### DATA FOR THE TASK
>>>
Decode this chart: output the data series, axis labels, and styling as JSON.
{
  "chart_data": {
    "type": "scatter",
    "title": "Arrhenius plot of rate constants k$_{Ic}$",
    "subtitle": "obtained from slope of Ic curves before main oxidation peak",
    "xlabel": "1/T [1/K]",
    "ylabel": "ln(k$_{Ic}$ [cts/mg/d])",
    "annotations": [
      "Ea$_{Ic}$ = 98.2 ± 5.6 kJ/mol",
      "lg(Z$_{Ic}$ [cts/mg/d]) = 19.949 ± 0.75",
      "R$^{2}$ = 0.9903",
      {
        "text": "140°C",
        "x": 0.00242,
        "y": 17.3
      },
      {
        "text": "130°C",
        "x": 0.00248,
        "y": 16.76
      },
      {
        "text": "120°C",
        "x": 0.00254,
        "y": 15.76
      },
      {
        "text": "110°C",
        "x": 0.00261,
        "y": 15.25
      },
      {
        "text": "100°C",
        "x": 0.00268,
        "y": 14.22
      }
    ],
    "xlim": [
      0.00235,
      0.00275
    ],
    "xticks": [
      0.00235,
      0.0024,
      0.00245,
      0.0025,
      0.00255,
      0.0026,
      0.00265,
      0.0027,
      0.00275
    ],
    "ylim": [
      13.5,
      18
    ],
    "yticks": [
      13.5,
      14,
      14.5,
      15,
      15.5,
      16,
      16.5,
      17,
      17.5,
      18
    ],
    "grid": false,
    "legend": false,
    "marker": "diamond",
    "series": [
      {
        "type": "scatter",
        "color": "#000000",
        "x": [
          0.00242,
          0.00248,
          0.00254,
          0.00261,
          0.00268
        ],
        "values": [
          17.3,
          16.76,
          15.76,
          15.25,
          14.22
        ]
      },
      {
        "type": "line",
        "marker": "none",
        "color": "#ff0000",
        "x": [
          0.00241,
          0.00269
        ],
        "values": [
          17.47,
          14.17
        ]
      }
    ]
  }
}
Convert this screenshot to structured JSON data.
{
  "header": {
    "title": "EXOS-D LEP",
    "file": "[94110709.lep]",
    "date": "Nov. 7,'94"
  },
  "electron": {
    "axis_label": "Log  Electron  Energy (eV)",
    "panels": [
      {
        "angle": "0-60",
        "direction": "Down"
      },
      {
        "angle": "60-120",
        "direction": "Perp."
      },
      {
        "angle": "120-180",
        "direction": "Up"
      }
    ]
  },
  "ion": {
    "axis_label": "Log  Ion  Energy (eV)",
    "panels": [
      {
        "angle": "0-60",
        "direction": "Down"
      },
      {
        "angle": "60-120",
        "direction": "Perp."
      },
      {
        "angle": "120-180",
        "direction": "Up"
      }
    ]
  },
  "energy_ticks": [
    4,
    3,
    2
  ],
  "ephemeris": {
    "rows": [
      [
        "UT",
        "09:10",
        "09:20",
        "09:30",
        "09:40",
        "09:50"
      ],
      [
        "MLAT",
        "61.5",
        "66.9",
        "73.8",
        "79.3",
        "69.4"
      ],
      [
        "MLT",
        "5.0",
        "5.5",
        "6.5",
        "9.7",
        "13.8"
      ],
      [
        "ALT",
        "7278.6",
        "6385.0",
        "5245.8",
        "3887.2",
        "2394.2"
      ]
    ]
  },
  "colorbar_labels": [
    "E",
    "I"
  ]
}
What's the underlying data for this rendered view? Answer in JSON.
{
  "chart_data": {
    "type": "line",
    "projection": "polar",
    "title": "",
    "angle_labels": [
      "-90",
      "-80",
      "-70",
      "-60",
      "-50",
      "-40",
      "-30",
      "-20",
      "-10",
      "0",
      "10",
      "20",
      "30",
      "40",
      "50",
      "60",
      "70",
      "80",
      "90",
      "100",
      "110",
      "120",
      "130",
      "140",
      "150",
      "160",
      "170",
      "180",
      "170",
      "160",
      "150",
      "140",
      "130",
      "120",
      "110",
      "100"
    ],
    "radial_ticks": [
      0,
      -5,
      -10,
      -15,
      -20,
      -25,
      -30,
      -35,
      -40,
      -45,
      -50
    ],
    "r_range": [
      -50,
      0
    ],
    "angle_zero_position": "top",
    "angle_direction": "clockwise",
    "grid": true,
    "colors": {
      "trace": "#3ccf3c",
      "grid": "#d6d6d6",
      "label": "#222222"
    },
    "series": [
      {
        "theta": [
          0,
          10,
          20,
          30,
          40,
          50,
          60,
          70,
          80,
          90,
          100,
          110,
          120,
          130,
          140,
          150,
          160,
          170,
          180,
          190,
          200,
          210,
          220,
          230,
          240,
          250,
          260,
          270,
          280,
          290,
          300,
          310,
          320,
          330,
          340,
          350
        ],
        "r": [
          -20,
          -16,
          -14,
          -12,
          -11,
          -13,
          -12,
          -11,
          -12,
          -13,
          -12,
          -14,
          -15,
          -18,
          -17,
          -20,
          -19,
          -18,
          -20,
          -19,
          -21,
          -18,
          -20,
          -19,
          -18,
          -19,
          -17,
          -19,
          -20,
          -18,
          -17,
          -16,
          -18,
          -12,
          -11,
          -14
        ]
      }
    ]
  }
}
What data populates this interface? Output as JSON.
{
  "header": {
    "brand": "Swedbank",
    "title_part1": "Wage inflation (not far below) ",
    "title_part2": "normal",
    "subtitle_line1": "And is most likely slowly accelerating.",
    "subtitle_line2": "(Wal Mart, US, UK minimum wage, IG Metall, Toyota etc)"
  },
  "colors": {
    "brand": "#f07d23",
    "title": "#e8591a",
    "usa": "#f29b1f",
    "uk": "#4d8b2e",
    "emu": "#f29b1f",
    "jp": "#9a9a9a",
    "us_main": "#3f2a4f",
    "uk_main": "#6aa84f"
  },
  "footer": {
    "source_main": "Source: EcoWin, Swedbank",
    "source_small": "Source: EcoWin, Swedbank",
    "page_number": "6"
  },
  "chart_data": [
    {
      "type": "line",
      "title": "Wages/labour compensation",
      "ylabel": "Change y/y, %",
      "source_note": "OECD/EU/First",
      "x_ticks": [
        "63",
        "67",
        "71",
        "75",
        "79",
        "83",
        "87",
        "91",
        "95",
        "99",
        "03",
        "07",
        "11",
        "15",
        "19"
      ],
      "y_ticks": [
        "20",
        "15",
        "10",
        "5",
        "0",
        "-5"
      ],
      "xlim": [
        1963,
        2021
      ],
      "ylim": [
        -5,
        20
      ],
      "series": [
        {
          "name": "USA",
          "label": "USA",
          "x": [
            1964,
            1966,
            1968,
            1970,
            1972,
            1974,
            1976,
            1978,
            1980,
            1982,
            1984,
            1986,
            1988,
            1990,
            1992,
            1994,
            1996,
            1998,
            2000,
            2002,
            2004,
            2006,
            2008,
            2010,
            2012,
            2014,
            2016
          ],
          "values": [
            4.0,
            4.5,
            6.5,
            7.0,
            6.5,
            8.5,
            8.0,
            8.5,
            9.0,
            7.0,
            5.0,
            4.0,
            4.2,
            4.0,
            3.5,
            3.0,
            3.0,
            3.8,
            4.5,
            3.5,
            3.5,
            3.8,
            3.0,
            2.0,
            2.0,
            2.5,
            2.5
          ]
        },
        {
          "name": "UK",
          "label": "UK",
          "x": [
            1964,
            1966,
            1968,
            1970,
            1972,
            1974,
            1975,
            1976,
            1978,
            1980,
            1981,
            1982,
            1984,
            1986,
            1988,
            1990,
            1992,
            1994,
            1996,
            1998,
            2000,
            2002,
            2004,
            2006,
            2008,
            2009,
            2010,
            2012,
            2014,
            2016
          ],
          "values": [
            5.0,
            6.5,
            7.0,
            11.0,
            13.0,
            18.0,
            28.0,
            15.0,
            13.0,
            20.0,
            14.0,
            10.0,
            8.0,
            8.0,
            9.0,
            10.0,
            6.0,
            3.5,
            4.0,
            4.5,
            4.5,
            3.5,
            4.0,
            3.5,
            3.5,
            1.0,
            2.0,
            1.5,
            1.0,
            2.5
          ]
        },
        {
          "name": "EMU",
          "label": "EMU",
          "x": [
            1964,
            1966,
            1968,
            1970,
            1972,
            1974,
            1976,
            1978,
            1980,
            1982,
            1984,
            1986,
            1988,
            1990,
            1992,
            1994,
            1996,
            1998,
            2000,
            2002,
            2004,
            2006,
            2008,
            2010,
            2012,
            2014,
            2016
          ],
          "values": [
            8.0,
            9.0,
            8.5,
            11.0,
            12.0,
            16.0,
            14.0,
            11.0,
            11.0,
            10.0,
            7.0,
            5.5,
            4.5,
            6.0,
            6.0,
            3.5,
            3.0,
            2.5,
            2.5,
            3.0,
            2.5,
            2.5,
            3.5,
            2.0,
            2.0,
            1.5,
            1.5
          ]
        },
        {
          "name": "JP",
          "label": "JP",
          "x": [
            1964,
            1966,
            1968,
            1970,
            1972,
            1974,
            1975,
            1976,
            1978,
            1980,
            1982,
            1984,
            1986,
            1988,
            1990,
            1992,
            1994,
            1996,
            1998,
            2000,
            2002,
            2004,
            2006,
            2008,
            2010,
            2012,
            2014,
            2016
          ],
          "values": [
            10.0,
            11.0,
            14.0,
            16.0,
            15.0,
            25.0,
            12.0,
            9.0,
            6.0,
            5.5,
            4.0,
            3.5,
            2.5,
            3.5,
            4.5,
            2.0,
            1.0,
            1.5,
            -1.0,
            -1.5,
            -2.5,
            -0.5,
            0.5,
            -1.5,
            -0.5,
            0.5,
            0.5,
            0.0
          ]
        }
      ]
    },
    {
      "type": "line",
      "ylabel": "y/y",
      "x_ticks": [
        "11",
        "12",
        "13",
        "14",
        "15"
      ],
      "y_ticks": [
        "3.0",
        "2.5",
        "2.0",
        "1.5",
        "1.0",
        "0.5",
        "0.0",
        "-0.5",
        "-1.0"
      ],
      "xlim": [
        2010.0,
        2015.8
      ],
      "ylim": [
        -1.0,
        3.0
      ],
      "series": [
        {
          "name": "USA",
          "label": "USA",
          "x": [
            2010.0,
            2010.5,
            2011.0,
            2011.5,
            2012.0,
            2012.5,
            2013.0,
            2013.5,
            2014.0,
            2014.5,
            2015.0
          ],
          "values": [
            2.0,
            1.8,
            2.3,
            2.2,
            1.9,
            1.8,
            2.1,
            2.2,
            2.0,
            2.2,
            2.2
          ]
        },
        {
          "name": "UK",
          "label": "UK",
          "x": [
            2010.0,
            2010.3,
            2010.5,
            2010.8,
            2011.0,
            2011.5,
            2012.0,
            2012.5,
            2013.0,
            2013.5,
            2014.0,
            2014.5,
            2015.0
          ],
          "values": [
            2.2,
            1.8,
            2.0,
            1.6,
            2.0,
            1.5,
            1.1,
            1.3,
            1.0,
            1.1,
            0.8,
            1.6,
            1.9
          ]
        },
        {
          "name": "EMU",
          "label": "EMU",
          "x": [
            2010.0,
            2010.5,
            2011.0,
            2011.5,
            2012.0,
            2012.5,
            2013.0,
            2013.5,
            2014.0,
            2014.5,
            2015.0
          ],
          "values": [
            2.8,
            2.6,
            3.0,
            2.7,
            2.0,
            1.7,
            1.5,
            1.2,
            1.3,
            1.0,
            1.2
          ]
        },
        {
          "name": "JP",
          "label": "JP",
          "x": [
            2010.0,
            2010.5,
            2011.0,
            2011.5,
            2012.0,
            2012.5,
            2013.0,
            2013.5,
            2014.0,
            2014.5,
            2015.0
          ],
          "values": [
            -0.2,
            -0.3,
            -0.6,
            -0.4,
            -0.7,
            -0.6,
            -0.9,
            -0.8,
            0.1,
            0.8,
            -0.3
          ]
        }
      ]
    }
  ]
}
<<<
### WHAT NEEDS TO BE DONE
Which lines of the material contain the string "this"? List each of them.

### RESULT
Decode this chart: output the data series, axis labels, and styling as JSON.
Convert this screenshot to structured JSON data.
What's the underlying data for this rendered view? Answer in JSON.
What data populates this interface? Output as JSON.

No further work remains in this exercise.